◆ Task details
All lines holding the string "основу" are to be shown.

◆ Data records
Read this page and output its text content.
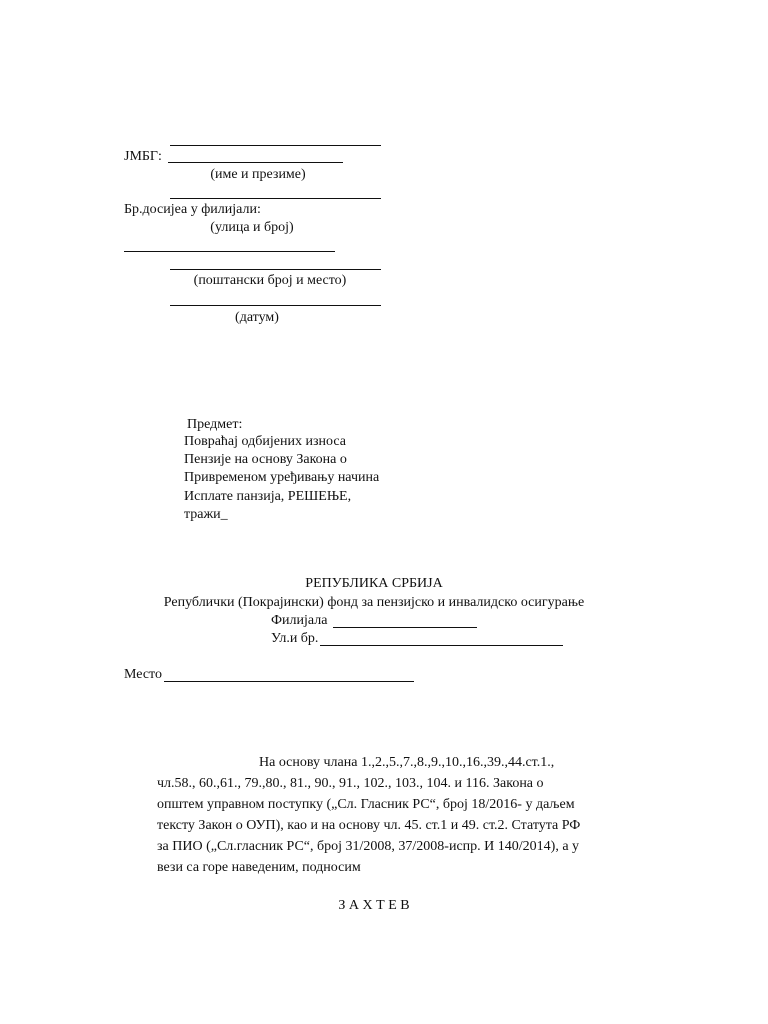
ЈМБГ:
(име и презиме)
Бр.досијеа у филијали:
(улица и број)
(поштански број и место)
(датум)
Предмет:
Повраћај одбијених износа
Пензије на основу Закона о
Привременом уређивању начина
Исплате панзија, РЕШЕЊЕ,
тражи_
РЕПУБЛИКА СРБИЈА
Републички (Покрајински) фонд за пензијско и инвалидско осигурање
Филијала
Ул.и бр.
Место
На основу члана 1.,2.,5.,7.,8.,9.,10.,16.,39.,44.ст.1.,
чл.58., 60.,61., 79.,80., 81., 90., 91., 102., 103., 104. и 116. Закона о
општем управном поступку („Сл. Гласник РС“, број 18/2016- у даљем
тексту Закон о ОУП), као и на основу чл. 45. ст.1 и 49. ст.2. Статута РФ
за ПИО („Сл.гласник РС“, број 31/2008, 37/2008-испр. И 140/2014), а у
вези са горе наведеним, подносим
З А Х Т Е В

◆ Result of this exercise
Пензије на основу Закона о
На основу члана 1.,2.,5.,7.,8.,9.,10.,16.,39.,44.ст.1.,
тексту Закон о ОУП), као и на основу чл. 45. ст.1 и 49. ст.2. Статута РФ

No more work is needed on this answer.